● Data for this exercise:

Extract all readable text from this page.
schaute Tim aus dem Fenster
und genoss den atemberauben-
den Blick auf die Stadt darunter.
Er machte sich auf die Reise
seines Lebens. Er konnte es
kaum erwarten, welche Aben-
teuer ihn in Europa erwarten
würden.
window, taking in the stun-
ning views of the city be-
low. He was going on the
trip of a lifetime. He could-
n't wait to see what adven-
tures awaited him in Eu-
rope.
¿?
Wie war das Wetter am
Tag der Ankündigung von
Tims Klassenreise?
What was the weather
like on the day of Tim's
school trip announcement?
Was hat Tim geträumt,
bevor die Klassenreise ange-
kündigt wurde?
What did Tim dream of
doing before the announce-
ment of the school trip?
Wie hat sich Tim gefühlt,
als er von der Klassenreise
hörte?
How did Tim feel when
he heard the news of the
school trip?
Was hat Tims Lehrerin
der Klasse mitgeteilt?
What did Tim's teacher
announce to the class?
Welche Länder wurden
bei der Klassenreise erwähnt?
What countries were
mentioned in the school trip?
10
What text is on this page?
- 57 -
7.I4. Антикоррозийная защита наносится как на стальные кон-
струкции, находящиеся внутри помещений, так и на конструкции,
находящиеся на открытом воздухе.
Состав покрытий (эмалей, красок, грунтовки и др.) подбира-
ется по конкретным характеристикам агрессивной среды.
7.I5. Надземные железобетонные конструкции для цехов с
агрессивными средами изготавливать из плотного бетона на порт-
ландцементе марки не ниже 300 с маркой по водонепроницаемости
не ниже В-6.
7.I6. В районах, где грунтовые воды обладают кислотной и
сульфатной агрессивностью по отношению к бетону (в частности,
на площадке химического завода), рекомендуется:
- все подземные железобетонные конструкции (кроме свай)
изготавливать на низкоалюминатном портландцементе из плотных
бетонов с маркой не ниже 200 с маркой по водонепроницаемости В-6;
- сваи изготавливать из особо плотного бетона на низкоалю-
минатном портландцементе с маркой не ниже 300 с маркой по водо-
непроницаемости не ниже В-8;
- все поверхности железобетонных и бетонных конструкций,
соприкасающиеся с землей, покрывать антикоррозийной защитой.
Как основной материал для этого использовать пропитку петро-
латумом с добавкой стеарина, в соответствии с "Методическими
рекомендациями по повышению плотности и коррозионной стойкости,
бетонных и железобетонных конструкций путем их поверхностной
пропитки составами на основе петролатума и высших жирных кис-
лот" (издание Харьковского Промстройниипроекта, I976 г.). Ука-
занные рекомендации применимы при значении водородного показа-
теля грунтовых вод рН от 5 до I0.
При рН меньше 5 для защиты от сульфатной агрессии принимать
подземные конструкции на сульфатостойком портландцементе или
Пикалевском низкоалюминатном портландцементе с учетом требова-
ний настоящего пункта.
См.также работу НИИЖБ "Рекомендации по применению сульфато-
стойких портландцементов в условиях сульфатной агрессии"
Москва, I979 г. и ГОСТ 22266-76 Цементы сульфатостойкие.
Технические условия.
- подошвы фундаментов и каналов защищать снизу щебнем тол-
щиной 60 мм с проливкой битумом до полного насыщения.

● Task to carry out: Working from the listing above, pick out every line that has "Klassenreise" and copy it.

● Problem solution:
Tims Klassenreise?
bevor die Klassenreise ange-
als er von der Klassenreise
bei der Klassenreise erwähnt?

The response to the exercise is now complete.